» Problem:
Examine the records and identify each line that includes the string "title". Copy those lines.
[START OF Available data]
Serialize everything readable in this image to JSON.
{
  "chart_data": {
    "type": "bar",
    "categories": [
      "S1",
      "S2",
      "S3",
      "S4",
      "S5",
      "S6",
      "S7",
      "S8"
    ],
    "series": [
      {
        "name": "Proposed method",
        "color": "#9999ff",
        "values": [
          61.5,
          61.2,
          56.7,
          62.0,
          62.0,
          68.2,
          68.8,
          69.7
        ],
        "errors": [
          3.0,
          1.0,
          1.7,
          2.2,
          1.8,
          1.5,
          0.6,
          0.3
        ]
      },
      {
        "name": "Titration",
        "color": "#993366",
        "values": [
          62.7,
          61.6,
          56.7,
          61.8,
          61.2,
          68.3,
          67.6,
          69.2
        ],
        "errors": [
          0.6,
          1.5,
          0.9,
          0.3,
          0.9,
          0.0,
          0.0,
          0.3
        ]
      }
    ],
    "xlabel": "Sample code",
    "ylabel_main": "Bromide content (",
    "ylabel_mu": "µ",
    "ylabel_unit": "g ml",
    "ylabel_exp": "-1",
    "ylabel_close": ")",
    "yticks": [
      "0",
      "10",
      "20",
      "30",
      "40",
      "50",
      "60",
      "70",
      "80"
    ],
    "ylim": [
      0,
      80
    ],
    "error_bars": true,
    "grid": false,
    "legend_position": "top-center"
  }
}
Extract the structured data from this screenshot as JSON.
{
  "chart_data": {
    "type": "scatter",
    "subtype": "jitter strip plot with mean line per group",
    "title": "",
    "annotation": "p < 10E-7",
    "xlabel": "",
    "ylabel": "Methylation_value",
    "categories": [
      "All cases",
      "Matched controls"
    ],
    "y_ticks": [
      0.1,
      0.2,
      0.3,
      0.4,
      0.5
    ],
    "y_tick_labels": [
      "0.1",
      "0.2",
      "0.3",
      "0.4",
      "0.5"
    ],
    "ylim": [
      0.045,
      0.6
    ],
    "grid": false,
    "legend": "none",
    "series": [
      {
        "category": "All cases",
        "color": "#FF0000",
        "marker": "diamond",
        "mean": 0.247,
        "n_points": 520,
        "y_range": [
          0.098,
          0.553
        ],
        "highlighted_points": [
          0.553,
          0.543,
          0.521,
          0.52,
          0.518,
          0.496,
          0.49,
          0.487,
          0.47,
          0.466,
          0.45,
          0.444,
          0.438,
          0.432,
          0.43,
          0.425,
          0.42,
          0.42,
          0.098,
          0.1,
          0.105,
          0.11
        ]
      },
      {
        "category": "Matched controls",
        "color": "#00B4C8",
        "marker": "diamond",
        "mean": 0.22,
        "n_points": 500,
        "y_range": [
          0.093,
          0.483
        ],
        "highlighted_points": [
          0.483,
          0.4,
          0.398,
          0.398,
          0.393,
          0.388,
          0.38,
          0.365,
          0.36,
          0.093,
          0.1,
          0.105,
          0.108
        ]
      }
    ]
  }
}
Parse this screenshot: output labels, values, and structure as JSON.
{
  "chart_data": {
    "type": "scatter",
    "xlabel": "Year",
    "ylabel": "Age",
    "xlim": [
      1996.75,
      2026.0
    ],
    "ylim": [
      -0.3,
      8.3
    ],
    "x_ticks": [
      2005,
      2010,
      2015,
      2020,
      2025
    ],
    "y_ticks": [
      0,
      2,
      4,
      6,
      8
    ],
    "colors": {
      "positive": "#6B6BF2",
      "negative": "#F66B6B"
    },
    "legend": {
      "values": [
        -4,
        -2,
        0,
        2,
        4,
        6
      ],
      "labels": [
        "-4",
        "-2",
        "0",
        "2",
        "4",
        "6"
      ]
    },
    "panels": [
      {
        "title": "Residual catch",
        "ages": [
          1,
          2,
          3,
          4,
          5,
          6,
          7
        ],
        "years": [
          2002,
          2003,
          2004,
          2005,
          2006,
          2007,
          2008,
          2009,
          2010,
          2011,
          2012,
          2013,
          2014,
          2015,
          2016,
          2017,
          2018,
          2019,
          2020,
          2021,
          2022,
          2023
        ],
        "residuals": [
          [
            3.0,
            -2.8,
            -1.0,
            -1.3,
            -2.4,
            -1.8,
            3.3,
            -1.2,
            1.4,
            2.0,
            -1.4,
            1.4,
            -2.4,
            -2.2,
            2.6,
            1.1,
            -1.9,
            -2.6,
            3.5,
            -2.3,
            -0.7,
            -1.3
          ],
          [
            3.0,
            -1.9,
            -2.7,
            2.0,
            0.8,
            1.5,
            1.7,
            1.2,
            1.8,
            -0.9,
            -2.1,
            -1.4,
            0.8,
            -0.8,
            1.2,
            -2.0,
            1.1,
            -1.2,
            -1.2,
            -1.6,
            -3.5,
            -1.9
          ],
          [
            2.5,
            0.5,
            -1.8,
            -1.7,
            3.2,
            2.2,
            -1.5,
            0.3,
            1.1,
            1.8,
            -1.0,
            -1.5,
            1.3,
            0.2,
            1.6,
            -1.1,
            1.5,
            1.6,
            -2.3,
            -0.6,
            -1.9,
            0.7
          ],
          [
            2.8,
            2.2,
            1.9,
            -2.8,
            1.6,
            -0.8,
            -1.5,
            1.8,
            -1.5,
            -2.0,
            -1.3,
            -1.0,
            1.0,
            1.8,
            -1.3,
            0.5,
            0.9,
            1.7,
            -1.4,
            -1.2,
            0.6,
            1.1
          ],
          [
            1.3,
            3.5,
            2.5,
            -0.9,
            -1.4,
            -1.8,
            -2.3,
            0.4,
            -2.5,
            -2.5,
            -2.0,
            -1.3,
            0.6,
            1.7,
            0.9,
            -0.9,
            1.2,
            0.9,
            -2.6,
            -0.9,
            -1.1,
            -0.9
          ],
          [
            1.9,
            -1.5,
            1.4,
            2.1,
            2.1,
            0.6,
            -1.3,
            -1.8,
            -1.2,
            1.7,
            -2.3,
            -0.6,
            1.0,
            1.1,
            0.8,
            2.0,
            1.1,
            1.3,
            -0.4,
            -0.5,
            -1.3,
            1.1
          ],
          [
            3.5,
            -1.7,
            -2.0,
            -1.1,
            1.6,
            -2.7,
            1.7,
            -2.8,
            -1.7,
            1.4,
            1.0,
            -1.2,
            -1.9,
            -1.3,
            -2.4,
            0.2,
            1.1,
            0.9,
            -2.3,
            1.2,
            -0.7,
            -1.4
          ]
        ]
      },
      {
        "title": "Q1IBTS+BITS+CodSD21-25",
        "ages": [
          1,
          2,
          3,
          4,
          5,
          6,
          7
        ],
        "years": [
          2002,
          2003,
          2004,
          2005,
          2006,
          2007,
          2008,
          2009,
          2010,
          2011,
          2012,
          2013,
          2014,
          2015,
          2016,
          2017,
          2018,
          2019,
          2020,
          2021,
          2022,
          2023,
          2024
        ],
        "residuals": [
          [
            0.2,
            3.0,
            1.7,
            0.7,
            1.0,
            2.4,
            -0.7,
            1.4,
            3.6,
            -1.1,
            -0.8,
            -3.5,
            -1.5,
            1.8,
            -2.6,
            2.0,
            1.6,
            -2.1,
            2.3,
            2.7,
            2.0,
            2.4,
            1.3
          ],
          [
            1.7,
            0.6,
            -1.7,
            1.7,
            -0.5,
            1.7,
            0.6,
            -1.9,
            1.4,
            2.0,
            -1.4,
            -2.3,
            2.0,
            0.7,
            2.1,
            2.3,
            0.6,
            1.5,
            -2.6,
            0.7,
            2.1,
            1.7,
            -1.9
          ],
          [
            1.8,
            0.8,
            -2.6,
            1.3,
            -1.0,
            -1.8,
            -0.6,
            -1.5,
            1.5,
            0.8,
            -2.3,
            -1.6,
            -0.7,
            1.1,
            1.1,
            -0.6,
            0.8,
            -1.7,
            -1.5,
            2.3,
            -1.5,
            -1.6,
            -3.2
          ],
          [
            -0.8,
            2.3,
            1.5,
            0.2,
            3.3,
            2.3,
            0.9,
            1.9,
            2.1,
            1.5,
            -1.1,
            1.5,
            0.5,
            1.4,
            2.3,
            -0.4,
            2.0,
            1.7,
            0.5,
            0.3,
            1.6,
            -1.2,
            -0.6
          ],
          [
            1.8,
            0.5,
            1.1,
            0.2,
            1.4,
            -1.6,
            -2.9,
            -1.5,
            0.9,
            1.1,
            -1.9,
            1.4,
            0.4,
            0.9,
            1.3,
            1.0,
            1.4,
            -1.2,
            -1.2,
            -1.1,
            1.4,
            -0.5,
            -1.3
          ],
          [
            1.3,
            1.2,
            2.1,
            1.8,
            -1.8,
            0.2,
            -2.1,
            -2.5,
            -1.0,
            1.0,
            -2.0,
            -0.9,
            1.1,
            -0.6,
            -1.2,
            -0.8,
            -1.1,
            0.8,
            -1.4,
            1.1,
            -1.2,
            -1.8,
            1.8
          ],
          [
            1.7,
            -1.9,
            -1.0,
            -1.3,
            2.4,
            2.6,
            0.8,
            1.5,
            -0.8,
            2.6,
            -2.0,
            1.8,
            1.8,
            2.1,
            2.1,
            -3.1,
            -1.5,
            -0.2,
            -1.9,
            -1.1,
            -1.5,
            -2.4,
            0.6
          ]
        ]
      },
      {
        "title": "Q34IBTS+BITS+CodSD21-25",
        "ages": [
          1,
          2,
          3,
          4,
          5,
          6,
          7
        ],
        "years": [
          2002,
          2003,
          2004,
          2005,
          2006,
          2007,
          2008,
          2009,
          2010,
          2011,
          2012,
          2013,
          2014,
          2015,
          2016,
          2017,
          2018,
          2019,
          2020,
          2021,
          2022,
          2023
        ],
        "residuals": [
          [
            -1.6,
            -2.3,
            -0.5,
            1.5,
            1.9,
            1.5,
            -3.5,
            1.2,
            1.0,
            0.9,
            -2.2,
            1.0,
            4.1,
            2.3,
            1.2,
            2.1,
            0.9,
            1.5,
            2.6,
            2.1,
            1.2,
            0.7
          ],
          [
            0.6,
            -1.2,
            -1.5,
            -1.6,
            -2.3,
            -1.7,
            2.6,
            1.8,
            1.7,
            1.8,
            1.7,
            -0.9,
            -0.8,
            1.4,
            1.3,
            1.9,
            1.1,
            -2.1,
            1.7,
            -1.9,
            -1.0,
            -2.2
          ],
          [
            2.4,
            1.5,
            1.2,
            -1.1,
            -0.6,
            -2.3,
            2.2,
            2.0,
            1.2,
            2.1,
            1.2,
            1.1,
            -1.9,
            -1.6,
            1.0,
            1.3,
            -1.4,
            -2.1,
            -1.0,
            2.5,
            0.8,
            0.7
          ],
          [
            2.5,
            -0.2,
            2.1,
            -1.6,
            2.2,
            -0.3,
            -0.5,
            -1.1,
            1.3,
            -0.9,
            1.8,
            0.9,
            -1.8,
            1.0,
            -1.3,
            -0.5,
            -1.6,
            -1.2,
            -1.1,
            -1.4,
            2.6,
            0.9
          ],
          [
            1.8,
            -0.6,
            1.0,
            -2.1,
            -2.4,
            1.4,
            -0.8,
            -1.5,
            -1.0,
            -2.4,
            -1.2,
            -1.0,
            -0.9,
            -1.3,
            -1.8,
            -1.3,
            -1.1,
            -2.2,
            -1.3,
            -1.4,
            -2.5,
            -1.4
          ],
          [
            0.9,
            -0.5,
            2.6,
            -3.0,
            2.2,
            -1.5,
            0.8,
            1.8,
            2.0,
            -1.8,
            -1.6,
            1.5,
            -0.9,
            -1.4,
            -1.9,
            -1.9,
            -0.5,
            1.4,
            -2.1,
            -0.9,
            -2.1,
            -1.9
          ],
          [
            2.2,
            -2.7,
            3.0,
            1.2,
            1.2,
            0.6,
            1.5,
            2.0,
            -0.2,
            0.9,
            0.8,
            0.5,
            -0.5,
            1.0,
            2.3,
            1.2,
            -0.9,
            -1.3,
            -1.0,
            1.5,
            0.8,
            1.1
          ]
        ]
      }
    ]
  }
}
[END OF Available data]
» Result for this exercise:
    "title": "",
        "title": "Residual catch",
        "title": "Q1IBTS+BITS+CodSD21-25",
        "title": "Q34IBTS+BITS+CodSD21-25",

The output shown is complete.